— start PROVIDED DATA —

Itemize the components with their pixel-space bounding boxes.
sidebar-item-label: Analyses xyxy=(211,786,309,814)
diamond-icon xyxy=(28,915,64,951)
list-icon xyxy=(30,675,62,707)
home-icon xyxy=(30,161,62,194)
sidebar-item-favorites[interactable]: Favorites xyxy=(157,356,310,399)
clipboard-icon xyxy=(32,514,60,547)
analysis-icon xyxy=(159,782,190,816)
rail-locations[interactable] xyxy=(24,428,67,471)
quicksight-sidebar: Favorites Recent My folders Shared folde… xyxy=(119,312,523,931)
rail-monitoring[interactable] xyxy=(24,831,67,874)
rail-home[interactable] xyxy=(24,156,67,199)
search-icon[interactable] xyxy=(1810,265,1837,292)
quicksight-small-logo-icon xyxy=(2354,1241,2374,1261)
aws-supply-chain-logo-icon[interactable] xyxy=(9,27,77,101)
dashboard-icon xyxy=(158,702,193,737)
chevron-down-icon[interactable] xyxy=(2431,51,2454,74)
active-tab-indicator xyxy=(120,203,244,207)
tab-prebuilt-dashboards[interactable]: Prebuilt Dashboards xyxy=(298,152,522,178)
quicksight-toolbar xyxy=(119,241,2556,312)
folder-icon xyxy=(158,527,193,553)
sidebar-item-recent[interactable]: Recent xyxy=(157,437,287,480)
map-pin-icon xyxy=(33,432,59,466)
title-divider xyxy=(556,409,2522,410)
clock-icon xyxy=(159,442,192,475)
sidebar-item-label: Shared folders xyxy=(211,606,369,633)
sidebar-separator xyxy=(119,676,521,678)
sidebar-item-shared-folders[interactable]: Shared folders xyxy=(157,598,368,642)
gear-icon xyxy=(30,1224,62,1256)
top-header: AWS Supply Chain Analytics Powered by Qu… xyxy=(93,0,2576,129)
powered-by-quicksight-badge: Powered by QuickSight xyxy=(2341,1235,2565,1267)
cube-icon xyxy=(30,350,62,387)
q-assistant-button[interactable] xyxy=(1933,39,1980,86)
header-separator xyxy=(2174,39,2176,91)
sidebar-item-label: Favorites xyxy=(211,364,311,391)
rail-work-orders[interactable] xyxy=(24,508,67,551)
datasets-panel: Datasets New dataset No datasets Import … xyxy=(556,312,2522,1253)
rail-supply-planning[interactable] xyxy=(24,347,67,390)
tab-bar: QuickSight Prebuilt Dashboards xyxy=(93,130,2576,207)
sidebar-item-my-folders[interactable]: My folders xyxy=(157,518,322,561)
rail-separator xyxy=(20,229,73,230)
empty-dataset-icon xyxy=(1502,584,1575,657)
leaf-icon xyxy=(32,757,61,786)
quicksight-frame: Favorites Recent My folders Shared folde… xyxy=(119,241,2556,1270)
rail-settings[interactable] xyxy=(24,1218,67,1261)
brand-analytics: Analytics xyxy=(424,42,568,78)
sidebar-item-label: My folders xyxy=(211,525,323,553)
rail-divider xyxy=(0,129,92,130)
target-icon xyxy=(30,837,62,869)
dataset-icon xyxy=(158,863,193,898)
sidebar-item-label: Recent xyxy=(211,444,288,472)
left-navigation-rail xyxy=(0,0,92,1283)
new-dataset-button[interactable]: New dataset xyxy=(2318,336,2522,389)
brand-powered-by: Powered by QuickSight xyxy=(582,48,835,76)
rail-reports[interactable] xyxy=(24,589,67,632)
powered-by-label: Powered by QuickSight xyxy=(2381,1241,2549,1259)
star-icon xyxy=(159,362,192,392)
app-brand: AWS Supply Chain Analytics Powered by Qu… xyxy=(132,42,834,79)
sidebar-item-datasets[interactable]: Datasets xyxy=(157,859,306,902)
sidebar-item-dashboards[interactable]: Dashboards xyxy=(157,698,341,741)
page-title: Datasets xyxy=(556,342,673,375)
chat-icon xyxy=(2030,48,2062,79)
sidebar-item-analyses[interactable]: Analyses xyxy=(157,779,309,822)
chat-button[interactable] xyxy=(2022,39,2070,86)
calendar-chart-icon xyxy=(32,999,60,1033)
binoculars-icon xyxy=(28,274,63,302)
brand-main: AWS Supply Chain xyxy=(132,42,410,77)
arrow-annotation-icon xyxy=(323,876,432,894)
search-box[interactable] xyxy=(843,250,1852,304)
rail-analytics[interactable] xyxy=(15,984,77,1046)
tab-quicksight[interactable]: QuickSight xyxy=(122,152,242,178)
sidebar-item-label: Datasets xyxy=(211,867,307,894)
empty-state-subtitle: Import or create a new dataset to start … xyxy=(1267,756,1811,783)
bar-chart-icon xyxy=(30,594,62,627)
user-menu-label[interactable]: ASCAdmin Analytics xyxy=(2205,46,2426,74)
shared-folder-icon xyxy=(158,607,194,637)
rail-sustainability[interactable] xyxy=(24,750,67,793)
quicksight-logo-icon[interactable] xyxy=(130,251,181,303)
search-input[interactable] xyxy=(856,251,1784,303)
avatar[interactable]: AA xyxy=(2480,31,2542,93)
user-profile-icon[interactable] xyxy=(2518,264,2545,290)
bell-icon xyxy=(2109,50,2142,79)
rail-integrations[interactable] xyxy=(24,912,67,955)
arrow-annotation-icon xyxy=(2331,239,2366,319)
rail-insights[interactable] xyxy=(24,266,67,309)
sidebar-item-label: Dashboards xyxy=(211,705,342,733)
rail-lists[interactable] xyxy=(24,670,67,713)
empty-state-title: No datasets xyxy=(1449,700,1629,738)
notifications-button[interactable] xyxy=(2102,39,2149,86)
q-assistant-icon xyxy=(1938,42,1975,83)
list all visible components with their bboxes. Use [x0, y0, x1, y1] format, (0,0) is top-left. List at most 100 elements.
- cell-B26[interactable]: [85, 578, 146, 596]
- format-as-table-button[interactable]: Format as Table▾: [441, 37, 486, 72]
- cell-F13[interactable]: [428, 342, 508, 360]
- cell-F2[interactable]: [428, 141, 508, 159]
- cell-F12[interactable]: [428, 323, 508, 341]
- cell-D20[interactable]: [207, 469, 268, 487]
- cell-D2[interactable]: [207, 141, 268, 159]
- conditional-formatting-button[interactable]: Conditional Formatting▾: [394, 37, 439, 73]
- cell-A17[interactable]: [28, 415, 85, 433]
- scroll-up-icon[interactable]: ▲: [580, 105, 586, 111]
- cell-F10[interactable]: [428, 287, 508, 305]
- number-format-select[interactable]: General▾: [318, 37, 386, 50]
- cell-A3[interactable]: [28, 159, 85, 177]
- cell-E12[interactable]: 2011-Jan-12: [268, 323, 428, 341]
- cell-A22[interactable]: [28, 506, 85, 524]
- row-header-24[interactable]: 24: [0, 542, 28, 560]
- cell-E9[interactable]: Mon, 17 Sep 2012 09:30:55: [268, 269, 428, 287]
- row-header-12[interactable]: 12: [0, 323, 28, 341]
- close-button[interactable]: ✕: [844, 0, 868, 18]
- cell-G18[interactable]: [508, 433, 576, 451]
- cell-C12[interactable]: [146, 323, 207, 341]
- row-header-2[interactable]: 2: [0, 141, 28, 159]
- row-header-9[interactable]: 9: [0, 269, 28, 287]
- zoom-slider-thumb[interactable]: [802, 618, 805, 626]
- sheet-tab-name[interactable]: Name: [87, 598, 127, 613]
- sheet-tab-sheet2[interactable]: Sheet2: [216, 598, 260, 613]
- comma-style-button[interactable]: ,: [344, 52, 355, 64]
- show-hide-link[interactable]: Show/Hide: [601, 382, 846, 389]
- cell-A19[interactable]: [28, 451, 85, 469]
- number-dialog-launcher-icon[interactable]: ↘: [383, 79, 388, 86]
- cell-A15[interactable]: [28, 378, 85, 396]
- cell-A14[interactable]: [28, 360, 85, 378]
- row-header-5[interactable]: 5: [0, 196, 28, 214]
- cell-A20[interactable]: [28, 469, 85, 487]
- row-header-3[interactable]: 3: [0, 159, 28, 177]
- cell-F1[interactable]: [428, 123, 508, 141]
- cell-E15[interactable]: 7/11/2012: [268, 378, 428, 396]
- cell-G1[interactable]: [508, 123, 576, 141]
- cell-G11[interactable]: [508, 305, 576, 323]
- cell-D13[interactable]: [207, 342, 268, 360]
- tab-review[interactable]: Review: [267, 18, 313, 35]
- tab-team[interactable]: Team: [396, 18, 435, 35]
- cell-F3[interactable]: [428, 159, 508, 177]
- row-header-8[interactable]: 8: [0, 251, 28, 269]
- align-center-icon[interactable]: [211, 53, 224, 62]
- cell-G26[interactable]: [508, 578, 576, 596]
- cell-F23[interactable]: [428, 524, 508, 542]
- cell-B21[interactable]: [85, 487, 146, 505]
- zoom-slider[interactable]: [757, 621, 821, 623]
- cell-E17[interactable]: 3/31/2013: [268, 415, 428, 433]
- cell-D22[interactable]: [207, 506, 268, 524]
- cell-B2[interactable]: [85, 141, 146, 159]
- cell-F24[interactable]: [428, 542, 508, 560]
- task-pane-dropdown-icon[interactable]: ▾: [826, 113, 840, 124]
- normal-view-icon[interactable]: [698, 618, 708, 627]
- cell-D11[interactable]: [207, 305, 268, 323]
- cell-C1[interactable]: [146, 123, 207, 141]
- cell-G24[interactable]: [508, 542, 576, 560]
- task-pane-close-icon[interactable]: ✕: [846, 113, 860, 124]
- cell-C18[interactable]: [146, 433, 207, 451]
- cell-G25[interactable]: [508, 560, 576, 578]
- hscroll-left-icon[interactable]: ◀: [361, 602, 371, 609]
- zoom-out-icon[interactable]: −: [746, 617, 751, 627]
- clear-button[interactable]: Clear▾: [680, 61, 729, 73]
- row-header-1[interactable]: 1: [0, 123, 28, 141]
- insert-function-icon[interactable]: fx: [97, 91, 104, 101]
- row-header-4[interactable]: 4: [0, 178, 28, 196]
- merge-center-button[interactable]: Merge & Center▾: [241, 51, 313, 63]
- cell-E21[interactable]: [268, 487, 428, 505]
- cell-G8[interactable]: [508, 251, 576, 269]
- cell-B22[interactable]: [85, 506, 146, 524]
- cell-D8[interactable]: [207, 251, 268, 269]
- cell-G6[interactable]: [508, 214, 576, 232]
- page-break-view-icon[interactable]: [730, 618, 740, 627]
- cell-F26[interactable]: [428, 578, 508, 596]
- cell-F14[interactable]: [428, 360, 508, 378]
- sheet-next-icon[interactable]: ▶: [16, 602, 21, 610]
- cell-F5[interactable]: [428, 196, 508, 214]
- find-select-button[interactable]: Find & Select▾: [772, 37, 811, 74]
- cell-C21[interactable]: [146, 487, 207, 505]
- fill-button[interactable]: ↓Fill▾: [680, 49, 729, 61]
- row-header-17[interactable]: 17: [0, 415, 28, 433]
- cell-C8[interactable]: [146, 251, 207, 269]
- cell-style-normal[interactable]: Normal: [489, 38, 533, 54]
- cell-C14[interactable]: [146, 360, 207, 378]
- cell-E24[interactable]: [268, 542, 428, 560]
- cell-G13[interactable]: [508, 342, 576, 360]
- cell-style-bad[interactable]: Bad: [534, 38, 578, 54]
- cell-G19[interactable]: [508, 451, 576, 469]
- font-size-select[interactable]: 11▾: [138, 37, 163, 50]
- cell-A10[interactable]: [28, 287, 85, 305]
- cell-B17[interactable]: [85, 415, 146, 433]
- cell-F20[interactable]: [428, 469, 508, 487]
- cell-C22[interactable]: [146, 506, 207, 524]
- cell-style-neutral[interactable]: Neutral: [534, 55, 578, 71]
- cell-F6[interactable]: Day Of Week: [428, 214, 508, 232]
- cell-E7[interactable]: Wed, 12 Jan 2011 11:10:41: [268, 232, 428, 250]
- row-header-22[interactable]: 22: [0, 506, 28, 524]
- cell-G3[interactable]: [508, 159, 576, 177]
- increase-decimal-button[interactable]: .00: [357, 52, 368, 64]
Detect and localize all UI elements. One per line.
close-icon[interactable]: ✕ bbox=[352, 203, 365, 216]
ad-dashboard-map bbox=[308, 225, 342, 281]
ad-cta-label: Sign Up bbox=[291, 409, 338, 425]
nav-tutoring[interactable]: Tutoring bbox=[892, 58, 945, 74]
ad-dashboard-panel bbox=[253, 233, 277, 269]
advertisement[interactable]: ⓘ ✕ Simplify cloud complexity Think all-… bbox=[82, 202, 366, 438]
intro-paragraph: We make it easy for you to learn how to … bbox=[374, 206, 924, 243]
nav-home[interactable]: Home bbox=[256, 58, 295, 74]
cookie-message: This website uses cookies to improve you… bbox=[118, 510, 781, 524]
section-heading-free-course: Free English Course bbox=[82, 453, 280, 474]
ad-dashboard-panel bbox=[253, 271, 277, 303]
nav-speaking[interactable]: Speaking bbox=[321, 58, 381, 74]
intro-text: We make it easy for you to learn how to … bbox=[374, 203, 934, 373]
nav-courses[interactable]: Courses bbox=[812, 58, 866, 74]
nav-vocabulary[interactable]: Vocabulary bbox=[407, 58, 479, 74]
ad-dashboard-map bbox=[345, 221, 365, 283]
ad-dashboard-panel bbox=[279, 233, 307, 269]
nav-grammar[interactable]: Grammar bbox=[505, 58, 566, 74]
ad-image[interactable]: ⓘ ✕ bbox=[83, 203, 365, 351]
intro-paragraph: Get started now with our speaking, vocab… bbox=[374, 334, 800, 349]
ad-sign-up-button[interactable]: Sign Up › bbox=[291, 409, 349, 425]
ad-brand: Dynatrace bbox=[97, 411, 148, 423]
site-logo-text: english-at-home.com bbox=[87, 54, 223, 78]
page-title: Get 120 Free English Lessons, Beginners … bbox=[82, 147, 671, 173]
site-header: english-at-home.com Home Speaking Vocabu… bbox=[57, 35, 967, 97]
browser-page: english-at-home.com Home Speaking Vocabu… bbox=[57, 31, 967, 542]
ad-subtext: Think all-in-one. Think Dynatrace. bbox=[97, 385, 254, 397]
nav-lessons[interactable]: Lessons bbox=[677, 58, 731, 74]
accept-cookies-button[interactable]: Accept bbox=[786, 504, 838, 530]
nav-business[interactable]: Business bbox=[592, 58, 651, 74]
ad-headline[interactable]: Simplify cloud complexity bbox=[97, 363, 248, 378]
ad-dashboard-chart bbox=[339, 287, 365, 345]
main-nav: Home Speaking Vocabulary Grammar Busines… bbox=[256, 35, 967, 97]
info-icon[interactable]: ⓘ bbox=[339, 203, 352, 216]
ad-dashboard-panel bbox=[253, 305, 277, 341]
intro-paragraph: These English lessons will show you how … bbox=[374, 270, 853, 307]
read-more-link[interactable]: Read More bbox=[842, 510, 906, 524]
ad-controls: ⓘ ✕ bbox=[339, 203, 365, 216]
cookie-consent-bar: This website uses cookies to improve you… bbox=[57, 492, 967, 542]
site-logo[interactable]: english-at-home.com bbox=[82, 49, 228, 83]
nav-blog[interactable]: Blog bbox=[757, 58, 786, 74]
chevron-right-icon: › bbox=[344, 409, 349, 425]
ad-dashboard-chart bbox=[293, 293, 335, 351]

— end PROVIDED DATA —

■ JOB:
In the records, from the start through the line containing "rail-locations[interactable] xyxy=(24,428,67,471)", replace "Analyses" with "Reports" and leave everything else unchanged. Reproduce only those lines.

■ RESULT OF THIS TASK:
Itemize the components with their pixel-space bounding boxes.
sidebar-item-label: Reports xyxy=(211,786,309,814)
diamond-icon xyxy=(28,915,64,951)
list-icon xyxy=(30,675,62,707)
home-icon xyxy=(30,161,62,194)
sidebar-item-favorites[interactable]: Favorites xyxy=(157,356,310,399)
clipboard-icon xyxy=(32,514,60,547)
analysis-icon xyxy=(159,782,190,816)
rail-locations[interactable] xyxy=(24,428,67,471)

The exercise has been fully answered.